#### Stored data:
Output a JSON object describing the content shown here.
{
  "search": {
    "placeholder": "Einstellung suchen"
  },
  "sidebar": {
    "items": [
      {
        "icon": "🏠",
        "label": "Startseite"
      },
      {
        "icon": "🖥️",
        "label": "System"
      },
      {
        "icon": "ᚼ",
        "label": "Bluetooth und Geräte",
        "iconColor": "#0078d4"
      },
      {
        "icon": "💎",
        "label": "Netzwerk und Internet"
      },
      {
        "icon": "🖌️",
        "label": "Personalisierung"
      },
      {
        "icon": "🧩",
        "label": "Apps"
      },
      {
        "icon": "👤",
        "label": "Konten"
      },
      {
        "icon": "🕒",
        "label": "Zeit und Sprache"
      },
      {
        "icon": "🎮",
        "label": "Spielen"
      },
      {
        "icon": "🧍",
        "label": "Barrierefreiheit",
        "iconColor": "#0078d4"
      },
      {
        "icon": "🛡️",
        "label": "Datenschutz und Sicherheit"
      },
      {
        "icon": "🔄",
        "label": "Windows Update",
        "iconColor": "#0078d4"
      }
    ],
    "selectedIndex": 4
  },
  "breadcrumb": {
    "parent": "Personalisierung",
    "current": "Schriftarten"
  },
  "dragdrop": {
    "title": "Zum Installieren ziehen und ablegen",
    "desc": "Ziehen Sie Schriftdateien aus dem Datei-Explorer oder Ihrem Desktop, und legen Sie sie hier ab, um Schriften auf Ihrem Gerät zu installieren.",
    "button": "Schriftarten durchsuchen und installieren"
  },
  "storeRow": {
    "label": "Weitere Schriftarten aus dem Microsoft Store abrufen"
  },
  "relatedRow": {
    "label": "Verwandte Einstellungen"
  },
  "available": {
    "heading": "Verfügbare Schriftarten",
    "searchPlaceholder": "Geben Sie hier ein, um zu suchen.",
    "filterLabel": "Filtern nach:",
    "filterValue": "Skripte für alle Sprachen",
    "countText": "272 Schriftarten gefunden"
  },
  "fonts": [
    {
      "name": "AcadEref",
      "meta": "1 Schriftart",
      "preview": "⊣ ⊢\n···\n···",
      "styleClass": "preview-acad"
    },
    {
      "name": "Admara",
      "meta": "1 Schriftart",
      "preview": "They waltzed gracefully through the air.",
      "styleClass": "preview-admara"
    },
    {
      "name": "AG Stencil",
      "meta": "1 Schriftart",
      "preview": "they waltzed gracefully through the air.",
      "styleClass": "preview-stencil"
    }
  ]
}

#### WHAT IS NEEDED:
Please repeat the listing exactly, with nothing left out.

#### RESPONSE TO THIS TASK:
Output a JSON object describing the content shown here.
{
  "search": {
    "placeholder": "Einstellung suchen"
  },
  "sidebar": {
    "items": [
      {
        "icon": "🏠",
        "label": "Startseite"
      },
      {
        "icon": "🖥️",
        "label": "System"
      },
      {
        "icon": "ᚼ",
        "label": "Bluetooth und Geräte",
        "iconColor": "#0078d4"
      },
      {
        "icon": "💎",
        "label": "Netzwerk und Internet"
      },
      {
        "icon": "🖌️",
        "label": "Personalisierung"
      },
      {
        "icon": "🧩",
        "label": "Apps"
      },
      {
        "icon": "👤",
        "label": "Konten"
      },
      {
        "icon": "🕒",
        "label": "Zeit und Sprache"
      },
      {
        "icon": "🎮",
        "label": "Spielen"
      },
      {
        "icon": "🧍",
        "label": "Barrierefreiheit",
        "iconColor": "#0078d4"
      },
      {
        "icon": "🛡️",
        "label": "Datenschutz und Sicherheit"
      },
      {
        "icon": "🔄",
        "label": "Windows Update",
        "iconColor": "#0078d4"
      }
    ],
    "selectedIndex": 4
  },
  "breadcrumb": {
    "parent": "Personalisierung",
    "current": "Schriftarten"
  },
  "dragdrop": {
    "title": "Zum Installieren ziehen und ablegen",
    "desc": "Ziehen Sie Schriftdateien aus dem Datei-Explorer oder Ihrem Desktop, und legen Sie sie hier ab, um Schriften auf Ihrem Gerät zu installieren.",
    "button": "Schriftarten durchsuchen und installieren"
  },
  "storeRow": {
    "label": "Weitere Schriftarten aus dem Microsoft Store abrufen"
  },
  "relatedRow": {
    "label": "Verwandte Einstellungen"
  },
  "available": {
    "heading": "Verfügbare Schriftarten",
    "searchPlaceholder": "Geben Sie hier ein, um zu suchen.",
    "filterLabel": "Filtern nach:",
    "filterValue": "Skripte für alle Sprachen",
    "countText": "272 Schriftarten gefunden"
  },
  "fonts": [
    {
      "name": "AcadEref",
      "meta": "1 Schriftart",
      "preview": "⊣ ⊢\n···\n···",
      "styleClass": "preview-acad"
    },
    {
      "name": "Admara",
      "meta": "1 Schriftart",
      "preview": "They waltzed gracefully through the air.",
      "styleClass": "preview-admara"
    },
    {
      "name": "AG Stencil",
      "meta": "1 Schriftart",
      "preview": "they waltzed gracefully through the air.",
      "styleClass": "preview-stencil"
    }
  ]
}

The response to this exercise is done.